╔══
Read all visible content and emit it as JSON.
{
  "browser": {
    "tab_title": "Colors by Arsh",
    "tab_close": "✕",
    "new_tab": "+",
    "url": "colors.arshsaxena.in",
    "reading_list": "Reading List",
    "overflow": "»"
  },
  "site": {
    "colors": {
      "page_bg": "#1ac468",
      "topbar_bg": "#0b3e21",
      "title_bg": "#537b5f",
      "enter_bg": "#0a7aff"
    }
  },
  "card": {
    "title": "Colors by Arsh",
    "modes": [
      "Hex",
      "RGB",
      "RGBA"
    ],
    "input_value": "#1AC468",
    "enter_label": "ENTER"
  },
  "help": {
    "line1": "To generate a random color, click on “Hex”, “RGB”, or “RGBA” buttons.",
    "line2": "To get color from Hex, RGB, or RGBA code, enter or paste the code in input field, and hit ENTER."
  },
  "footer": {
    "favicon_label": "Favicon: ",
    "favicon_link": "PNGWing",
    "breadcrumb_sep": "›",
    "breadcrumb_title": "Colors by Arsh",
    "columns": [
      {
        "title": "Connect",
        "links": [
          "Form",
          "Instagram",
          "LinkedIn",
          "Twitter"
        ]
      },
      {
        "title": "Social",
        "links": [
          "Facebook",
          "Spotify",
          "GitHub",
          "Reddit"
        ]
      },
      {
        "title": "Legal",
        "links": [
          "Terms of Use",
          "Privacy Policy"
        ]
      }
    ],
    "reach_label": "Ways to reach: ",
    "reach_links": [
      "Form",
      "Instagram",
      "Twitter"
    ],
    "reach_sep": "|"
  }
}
╚══
_YOUR GOAL_:
Every record above should be output exactly.

_IN RESPONSE_:
Read all visible content and emit it as JSON.
{
  "browser": {
    "tab_title": "Colors by Arsh",
    "tab_close": "✕",
    "new_tab": "+",
    "url": "colors.arshsaxena.in",
    "reading_list": "Reading List",
    "overflow": "»"
  },
  "site": {
    "colors": {
      "page_bg": "#1ac468",
      "topbar_bg": "#0b3e21",
      "title_bg": "#537b5f",
      "enter_bg": "#0a7aff"
    }
  },
  "card": {
    "title": "Colors by Arsh",
    "modes": [
      "Hex",
      "RGB",
      "RGBA"
    ],
    "input_value": "#1AC468",
    "enter_label": "ENTER"
  },
  "help": {
    "line1": "To generate a random color, click on “Hex”, “RGB”, or “RGBA” buttons.",
    "line2": "To get color from Hex, RGB, or RGBA code, enter or paste the code in input field, and hit ENTER."
  },
  "footer": {
    "favicon_label": "Favicon: ",
    "favicon_link": "PNGWing",
    "breadcrumb_sep": "›",
    "breadcrumb_title": "Colors by Arsh",
    "columns": [
      {
        "title": "Connect",
        "links": [
          "Form",
          "Instagram",
          "LinkedIn",
          "Twitter"
        ]
      },
      {
        "title": "Social",
        "links": [
          "Facebook",
          "Spotify",
          "GitHub",
          "Reddit"
        ]
      },
      {
        "title": "Legal",
        "links": [
          "Terms of Use",
          "Privacy Policy"
        ]
      }
    ],
    "reach_label": "Ways to reach: ",
    "reach_links": [
      "Form",
      "Instagram",
      "Twitter"
    ],
    "reach_sep": "|"
  }
}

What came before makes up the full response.